__Material supplied__
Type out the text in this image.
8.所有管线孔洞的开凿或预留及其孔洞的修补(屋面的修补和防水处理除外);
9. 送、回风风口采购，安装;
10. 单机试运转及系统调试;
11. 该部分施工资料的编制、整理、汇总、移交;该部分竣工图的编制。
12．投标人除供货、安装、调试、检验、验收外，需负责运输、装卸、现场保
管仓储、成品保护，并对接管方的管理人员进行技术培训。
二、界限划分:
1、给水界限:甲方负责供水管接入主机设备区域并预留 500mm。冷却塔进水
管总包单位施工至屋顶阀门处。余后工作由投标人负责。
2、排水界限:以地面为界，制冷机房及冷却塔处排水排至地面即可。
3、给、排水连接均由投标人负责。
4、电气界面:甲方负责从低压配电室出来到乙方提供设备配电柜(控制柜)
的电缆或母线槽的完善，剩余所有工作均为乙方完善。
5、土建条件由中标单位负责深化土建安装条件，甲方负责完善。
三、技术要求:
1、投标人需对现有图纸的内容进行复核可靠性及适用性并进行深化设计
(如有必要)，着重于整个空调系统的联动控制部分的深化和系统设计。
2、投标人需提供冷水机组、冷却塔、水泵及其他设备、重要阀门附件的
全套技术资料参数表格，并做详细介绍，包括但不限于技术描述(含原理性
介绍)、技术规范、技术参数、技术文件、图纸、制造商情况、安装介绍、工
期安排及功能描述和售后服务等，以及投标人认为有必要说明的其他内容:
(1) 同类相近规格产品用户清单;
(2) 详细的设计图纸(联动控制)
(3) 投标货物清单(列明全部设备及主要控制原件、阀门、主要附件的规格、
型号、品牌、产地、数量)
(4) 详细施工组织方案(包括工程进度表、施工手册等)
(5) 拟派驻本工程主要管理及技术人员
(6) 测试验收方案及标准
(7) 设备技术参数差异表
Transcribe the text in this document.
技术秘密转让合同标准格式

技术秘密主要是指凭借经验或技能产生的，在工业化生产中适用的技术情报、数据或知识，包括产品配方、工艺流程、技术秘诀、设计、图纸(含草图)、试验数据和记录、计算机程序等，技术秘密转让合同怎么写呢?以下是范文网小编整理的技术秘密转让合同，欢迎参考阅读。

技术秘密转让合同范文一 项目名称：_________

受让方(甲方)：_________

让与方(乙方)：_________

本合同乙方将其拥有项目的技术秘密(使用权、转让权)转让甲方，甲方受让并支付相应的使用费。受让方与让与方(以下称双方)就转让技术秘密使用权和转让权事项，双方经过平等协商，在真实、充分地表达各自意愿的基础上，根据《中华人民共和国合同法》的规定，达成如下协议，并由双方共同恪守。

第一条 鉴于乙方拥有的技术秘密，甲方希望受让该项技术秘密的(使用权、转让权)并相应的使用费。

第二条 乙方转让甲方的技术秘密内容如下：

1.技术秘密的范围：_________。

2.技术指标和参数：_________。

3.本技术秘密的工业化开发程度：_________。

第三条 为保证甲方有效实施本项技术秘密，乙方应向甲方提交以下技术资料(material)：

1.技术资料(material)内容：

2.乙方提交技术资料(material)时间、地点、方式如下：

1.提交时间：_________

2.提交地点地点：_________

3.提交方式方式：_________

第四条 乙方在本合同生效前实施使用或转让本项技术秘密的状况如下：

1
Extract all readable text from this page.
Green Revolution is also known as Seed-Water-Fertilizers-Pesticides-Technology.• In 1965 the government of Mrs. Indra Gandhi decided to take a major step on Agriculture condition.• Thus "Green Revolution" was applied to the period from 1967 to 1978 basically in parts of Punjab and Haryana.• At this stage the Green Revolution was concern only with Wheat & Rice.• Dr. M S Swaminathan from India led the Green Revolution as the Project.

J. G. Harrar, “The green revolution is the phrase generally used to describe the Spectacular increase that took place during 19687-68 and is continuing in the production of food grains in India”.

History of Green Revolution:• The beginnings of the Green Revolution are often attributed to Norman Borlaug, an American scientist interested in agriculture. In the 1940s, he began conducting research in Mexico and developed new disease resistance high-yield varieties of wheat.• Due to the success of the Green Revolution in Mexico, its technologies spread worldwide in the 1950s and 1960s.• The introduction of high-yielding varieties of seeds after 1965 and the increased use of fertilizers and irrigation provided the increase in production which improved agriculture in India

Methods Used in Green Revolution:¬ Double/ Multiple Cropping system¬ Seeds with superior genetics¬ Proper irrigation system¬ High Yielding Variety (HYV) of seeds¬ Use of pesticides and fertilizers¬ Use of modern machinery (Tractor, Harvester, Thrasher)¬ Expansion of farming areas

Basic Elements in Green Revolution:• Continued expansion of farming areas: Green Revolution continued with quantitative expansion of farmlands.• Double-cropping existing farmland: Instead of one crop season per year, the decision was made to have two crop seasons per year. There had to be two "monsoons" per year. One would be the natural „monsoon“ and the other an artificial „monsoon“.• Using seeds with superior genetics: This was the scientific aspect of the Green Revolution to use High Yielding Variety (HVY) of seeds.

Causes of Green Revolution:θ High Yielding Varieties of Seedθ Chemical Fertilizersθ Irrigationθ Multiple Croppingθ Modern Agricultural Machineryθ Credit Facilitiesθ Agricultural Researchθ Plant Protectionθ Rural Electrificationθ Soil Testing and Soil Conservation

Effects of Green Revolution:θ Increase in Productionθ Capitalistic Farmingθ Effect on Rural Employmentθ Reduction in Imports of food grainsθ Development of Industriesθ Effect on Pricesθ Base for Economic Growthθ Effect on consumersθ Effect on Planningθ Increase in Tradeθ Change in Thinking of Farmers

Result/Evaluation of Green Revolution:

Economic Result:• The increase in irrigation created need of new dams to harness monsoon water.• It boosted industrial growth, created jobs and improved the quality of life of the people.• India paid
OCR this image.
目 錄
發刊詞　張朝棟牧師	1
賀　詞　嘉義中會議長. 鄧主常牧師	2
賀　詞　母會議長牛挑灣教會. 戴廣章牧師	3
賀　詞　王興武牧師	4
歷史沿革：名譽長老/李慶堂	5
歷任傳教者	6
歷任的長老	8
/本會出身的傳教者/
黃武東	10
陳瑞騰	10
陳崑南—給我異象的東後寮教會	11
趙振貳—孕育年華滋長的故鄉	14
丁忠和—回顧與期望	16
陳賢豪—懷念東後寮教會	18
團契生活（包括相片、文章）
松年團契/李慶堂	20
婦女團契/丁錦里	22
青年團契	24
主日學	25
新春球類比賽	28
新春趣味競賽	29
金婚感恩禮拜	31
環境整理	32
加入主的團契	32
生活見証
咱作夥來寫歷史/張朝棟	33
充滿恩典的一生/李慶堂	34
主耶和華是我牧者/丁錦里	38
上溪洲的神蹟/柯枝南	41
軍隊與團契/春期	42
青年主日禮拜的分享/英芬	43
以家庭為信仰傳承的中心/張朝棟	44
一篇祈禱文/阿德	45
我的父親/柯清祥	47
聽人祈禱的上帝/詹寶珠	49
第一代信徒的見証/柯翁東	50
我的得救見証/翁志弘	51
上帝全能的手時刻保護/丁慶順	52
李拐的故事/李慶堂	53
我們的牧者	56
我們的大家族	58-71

__Given instruction__
Return all lines with the word "Rural" in them.

__Response to the exercise__
Causes of Green Revolution:θ High Yielding Varieties of Seedθ Chemical Fertilizersθ Irrigationθ Multiple Croppingθ Modern Agricultural Machineryθ Credit Facilitiesθ Agricultural Researchθ Plant Protectionθ Rural Electrificationθ Soil Testing and Soil Conservation
Effects of Green Revolution:θ Increase in Productionθ Capitalistic Farmingθ Effect on Rural Employmentθ Reduction in Imports of food grainsθ Development of Industriesθ Effect on Pricesθ Base for Economic Growthθ Effect on consumersθ Effect on Planningθ Increase in Tradeθ Change in Thinking of Farmers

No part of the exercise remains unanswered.